**Given exercise:** Exactly repeat the material, dropping every picture from the copy.
-- Start Task material --
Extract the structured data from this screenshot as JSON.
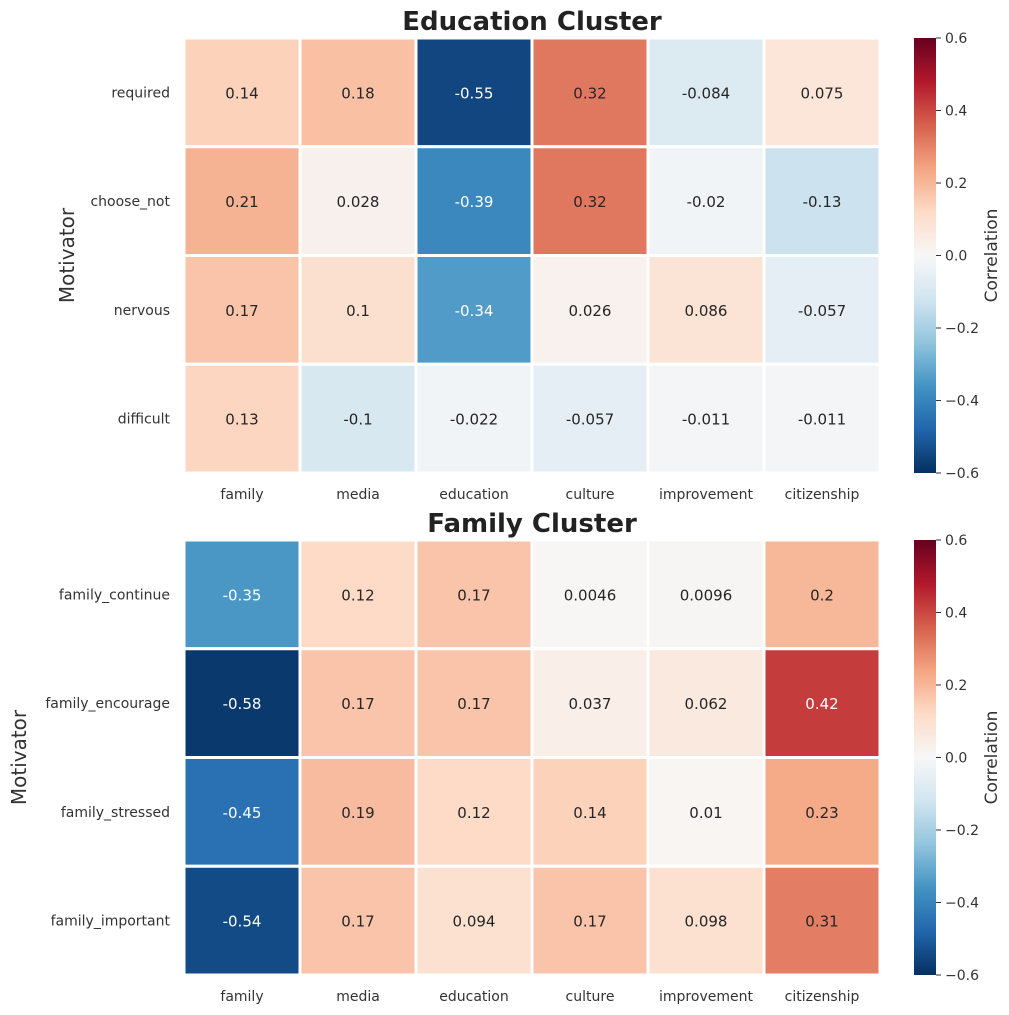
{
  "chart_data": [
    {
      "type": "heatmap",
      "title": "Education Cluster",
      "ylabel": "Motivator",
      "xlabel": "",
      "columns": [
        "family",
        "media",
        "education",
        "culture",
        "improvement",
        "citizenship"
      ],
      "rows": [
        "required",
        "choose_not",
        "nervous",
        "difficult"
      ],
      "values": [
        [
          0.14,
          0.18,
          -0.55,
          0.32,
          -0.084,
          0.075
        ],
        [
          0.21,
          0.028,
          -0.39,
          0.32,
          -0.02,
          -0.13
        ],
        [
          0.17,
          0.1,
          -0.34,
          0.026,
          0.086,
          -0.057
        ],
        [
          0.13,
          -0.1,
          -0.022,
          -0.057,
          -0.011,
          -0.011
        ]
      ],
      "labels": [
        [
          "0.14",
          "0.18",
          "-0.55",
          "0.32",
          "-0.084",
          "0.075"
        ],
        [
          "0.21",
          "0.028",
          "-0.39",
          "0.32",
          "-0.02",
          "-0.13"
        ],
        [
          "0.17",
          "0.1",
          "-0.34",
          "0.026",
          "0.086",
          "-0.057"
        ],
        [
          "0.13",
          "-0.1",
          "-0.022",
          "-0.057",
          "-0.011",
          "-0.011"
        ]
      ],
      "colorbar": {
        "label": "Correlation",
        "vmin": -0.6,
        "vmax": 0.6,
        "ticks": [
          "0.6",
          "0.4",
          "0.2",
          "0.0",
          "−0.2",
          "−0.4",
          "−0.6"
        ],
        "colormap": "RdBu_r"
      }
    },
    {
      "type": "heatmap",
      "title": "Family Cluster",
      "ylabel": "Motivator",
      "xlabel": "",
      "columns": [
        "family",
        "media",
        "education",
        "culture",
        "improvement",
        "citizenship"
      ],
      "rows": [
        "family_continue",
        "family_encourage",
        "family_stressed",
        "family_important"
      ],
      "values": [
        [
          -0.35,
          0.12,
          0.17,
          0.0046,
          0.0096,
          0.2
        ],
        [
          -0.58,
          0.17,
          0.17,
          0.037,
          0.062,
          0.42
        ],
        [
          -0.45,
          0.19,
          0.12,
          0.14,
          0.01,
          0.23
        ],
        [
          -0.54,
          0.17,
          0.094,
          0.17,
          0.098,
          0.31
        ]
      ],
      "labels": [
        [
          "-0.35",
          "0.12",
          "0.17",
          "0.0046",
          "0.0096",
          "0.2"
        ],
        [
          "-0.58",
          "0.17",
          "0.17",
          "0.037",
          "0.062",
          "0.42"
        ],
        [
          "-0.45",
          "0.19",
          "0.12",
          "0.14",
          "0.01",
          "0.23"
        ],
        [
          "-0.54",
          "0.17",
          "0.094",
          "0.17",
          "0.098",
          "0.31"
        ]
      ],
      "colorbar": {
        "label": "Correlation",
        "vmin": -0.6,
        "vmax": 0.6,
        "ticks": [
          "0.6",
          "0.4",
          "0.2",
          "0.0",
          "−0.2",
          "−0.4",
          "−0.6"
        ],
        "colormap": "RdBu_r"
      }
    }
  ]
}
-- End Task material --
**Exercise answer:**
Extract the structured data from this screenshot as JSON.
{
  "chart_data": [
    {
      "type": "heatmap",
      "title": "Education Cluster",
      "ylabel": "Motivator",
      "xlabel": "",
      "columns": [
        "family",
        "media",
        "education",
        "culture",
        "improvement",
        "citizenship"
      ],
      "rows": [
        "required",
        "choose_not",
        "nervous",
        "difficult"
      ],
      "values": [
        [
          0.14,
          0.18,
          -0.55,
          0.32,
          -0.084,
          0.075
        ],
        [
          0.21,
          0.028,
          -0.39,
          0.32,
          -0.02,
          -0.13
        ],
        [
          0.17,
          0.1,
          -0.34,
          0.026,
          0.086,
          -0.057
        ],
        [
          0.13,
          -0.1,
          -0.022,
          -0.057,
          -0.011,
          -0.011
        ]
      ],
      "labels": [
        [
          "0.14",
          "0.18",
          "-0.55",
          "0.32",
          "-0.084",
          "0.075"
        ],
        [
          "0.21",
          "0.028",
          "-0.39",
          "0.32",
          "-0.02",
          "-0.13"
        ],
        [
          "0.17",
          "0.1",
          "-0.34",
          "0.026",
          "0.086",
          "-0.057"
        ],
        [
          "0.13",
          "-0.1",
          "-0.022",
          "-0.057",
          "-0.011",
          "-0.011"
        ]
      ],
      "colorbar": {
        "label": "Correlation",
        "vmin": -0.6,
        "vmax": 0.6,
        "ticks": [
          "0.6",
          "0.4",
          "0.2",
          "0.0",
          "−0.2",
          "−0.4",
          "−0.6"
        ],
        "colormap": "RdBu_r"
      }
    },
    {
      "type": "heatmap",
      "title": "Family Cluster",
      "ylabel": "Motivator",
      "xlabel": "",
      "columns": [
        "family",
        "media",
        "education",
        "culture",
        "improvement",
        "citizenship"
      ],
      "rows": [
        "family_continue",
        "family_encourage",
        "family_stressed",
        "family_important"
      ],
      "values": [
        [
          -0.35,
          0.12,
          0.17,
          0.0046,
          0.0096,
          0.2
        ],
        [
          -0.58,
          0.17,
          0.17,
          0.037,
          0.062,
          0.42
        ],
        [
          -0.45,
          0.19,
          0.12,
          0.14,
          0.01,
          0.23
        ],
        [
          -0.54,
          0.17,
          0.094,
          0.17,
          0.098,
          0.31
        ]
      ],
      "labels": [
        [
          "-0.35",
          "0.12",
          "0.17",
          "0.0046",
          "0.0096",
          "0.2"
        ],
        [
          "-0.58",
          "0.17",
          "0.17",
          "0.037",
          "0.062",
          "0.42"
        ],
        [
          "-0.45",
          "0.19",
          "0.12",
          "0.14",
          "0.01",
          "0.23"
        ],
        [
          "-0.54",
          "0.17",
          "0.094",
          "0.17",
          "0.098",
          "0.31"
        ]
      ],
      "colorbar": {
        "label": "Correlation",
        "vmin": -0.6,
        "vmax": 0.6,
        "ticks": [
          "0.6",
          "0.4",
          "0.2",
          "0.0",
          "−0.2",
          "−0.4",
          "−0.6"
        ],
        "colormap": "RdBu_r"
      }
    }
  ]
}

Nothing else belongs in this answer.